┏━━

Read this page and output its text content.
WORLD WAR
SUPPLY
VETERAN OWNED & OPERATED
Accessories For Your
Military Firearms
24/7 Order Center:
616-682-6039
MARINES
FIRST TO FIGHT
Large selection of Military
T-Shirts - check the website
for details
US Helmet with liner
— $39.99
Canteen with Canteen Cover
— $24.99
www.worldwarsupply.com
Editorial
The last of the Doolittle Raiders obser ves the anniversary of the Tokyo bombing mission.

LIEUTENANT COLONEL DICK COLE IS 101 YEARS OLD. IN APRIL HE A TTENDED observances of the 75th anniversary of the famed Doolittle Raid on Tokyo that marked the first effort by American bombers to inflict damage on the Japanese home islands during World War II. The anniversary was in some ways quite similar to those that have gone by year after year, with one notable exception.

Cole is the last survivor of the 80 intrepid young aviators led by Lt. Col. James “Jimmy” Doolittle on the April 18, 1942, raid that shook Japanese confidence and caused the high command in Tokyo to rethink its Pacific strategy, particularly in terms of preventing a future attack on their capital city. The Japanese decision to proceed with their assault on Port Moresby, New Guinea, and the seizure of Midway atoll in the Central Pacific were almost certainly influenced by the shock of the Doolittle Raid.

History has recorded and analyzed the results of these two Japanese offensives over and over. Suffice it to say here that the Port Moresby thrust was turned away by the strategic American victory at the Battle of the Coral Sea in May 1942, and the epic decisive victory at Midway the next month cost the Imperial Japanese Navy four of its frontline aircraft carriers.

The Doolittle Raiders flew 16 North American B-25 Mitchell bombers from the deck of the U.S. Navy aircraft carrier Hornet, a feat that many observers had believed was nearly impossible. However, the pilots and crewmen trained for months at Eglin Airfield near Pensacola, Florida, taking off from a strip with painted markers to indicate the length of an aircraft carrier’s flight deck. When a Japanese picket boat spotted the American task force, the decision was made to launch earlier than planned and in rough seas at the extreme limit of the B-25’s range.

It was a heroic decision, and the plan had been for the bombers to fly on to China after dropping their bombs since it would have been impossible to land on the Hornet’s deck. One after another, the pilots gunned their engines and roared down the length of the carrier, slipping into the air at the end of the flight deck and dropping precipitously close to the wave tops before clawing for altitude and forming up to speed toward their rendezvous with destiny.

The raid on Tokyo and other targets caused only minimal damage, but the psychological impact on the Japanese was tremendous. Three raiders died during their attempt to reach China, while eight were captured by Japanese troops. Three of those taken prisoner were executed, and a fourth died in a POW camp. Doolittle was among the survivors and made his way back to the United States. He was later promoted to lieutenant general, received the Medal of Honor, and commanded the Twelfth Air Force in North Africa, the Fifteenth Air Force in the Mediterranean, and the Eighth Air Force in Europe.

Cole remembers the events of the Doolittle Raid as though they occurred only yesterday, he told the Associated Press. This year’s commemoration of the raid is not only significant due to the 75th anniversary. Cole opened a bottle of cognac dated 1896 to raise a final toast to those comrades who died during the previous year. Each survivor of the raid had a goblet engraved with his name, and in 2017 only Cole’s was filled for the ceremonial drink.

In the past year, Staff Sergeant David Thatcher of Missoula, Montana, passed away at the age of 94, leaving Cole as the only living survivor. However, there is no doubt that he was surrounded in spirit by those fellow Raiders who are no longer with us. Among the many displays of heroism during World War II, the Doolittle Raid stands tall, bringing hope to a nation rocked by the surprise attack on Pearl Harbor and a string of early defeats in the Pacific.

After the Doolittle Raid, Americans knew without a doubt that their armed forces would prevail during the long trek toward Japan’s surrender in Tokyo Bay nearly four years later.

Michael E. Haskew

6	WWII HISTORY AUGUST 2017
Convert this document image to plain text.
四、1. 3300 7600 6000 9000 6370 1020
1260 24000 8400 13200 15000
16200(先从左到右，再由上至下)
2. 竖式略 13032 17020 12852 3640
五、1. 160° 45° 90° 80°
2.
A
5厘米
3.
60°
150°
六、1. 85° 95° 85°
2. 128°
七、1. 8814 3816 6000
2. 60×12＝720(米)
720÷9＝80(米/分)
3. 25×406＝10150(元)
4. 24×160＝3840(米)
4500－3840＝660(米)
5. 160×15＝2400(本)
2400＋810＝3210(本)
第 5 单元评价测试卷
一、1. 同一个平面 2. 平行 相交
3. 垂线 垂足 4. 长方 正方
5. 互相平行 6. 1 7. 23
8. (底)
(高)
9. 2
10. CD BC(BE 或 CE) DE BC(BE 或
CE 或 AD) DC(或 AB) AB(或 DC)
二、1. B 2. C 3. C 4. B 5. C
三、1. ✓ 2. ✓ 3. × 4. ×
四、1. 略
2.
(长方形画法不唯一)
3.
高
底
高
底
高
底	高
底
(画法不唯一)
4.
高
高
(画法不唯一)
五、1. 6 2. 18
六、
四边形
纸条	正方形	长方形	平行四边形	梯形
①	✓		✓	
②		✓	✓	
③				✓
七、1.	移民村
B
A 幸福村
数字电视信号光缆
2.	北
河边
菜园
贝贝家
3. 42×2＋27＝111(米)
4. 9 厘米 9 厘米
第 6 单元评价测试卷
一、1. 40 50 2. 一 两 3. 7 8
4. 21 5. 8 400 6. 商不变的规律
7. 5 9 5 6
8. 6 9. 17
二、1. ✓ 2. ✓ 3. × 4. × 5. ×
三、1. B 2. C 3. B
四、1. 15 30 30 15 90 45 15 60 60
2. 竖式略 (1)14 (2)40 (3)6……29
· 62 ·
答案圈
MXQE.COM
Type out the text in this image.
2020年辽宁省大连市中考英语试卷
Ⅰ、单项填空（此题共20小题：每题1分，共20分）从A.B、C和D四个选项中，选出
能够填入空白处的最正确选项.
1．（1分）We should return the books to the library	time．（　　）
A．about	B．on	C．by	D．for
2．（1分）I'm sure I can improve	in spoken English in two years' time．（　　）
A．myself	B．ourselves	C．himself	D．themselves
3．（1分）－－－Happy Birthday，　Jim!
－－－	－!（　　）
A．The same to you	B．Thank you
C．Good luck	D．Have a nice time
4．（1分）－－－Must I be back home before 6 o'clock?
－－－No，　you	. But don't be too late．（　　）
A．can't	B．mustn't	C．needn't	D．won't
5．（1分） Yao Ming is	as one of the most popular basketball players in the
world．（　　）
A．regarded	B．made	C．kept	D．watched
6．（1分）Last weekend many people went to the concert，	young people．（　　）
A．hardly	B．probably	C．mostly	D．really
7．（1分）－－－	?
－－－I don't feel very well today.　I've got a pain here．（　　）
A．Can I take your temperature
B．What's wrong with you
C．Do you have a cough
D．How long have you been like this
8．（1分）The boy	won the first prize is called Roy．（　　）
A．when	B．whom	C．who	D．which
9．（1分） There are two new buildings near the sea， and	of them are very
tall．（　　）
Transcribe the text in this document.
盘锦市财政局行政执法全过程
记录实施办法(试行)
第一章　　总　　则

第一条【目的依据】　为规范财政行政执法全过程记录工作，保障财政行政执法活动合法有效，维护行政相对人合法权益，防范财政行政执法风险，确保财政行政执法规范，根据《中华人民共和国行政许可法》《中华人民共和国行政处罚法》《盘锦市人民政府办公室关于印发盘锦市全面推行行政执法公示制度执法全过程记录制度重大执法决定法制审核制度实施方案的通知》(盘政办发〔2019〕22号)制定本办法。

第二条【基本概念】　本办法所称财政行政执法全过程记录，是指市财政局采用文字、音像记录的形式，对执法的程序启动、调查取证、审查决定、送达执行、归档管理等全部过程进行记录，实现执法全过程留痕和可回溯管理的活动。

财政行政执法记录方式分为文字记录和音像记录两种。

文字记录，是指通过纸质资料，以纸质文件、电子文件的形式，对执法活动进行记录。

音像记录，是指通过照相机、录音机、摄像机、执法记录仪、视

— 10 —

┗━━

For the entries above, count the lines that contain the string "doubt", and state that number without further comment.

▶ [ANSWER FOR THE TASK]:
2